Dataset rows about figures:
......

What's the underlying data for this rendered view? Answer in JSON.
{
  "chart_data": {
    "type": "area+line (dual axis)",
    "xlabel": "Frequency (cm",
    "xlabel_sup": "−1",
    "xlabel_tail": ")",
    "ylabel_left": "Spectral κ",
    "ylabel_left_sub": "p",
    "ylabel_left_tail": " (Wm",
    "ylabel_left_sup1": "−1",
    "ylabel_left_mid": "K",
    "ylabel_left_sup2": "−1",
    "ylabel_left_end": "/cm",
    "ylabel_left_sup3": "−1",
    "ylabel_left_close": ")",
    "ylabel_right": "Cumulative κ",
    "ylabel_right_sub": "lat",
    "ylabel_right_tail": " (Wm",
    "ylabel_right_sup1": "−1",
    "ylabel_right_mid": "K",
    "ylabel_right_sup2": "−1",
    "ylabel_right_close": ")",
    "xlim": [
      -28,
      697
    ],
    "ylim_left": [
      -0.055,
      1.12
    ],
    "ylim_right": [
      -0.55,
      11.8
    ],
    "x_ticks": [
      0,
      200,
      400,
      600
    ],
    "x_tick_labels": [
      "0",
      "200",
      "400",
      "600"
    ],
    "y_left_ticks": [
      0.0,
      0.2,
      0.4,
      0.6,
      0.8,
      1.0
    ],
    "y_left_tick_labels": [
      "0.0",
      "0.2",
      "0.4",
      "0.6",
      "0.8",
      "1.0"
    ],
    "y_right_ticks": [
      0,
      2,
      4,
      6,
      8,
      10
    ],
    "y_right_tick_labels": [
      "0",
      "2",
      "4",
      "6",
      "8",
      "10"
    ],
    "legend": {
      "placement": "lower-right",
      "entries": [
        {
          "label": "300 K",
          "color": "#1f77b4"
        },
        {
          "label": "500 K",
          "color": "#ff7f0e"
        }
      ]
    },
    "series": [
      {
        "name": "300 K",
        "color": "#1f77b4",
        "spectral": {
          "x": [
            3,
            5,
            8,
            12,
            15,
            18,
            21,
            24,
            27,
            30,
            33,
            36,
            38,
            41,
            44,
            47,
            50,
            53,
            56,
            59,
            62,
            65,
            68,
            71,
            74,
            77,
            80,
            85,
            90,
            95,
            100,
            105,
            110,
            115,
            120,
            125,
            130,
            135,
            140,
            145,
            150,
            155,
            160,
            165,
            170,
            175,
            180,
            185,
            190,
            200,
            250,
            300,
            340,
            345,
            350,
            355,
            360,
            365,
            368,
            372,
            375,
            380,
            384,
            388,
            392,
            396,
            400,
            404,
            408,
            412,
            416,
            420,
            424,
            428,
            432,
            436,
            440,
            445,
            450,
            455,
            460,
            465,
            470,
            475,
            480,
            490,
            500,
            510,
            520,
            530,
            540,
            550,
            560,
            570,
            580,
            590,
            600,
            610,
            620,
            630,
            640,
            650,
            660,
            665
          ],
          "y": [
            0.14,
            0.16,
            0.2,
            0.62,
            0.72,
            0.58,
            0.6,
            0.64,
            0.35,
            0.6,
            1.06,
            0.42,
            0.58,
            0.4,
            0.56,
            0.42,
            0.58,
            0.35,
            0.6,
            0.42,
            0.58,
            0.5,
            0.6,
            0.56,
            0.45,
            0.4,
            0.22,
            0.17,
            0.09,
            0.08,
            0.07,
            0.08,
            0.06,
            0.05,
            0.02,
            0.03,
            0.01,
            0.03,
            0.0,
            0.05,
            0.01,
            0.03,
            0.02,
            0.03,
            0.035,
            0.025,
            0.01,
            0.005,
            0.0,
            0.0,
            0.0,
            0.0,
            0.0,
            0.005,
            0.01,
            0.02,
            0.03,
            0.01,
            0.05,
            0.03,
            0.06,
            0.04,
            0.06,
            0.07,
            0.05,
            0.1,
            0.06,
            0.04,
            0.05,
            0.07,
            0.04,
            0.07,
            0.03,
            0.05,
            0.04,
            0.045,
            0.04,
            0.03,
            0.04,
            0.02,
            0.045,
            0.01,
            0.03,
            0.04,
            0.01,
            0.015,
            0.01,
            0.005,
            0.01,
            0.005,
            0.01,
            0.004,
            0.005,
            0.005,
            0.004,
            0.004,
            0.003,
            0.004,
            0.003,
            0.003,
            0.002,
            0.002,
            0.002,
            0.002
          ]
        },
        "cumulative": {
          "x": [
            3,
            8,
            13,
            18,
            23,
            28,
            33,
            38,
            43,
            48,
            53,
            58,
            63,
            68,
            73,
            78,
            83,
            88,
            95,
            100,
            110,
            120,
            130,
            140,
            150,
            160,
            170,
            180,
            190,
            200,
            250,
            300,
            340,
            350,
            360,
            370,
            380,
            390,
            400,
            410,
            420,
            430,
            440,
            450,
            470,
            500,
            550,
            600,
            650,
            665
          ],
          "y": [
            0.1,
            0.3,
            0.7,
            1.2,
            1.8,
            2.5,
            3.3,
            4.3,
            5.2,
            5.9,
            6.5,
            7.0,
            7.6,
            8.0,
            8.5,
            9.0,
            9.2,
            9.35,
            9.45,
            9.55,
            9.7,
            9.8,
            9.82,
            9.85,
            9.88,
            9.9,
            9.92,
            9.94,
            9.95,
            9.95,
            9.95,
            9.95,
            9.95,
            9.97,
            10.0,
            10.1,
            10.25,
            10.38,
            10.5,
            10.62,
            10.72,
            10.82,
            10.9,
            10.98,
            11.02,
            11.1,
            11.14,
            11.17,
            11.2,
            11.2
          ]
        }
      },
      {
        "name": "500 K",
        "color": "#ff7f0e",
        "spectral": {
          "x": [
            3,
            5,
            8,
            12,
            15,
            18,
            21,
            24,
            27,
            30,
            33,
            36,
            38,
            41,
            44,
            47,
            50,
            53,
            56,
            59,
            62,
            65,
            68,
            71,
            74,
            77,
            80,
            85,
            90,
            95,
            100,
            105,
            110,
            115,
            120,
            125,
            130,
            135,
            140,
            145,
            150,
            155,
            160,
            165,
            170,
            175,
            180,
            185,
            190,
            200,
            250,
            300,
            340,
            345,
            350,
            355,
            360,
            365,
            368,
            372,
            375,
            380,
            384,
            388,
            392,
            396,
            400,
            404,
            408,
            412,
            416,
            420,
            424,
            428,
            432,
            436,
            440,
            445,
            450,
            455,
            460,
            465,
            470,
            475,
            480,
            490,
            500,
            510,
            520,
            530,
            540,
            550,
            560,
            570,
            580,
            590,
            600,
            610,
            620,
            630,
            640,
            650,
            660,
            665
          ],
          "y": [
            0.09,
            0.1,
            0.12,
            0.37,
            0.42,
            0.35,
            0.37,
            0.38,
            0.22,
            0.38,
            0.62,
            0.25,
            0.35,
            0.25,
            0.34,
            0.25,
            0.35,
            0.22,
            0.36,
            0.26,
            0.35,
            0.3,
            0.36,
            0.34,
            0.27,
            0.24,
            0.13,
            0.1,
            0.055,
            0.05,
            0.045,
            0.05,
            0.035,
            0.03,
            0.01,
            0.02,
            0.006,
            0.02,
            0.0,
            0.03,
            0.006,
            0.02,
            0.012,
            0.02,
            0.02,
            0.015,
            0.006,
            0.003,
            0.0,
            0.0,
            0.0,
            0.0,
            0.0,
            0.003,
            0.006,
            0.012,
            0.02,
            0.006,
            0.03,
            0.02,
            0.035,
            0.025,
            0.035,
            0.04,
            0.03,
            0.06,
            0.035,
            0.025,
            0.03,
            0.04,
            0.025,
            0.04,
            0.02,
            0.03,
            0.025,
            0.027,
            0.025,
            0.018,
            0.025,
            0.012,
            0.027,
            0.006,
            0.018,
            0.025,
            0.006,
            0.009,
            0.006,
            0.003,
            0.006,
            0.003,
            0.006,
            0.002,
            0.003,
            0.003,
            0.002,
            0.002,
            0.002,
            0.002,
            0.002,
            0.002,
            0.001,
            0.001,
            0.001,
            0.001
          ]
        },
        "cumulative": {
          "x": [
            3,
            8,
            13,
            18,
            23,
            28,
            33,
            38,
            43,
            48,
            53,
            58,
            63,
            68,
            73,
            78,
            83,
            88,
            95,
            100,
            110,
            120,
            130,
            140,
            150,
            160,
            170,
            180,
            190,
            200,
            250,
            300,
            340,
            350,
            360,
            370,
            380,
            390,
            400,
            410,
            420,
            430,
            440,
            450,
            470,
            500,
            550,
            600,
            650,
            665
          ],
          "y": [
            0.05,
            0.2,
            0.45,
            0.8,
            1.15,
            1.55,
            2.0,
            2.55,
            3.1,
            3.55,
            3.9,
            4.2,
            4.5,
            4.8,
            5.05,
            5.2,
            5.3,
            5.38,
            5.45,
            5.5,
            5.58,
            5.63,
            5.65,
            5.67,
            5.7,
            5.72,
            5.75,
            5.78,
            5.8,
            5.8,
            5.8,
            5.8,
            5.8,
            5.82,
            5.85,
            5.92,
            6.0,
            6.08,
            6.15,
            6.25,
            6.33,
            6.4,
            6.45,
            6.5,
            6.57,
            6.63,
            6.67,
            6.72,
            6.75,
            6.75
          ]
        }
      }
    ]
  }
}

......

Given request: Find each line with the string "color" and copy it out.

Exercise solution:
          "color": "#1f77b4"
          "color": "#ff7f0e"
        "color": "#1f77b4",
        "color": "#ff7f0e",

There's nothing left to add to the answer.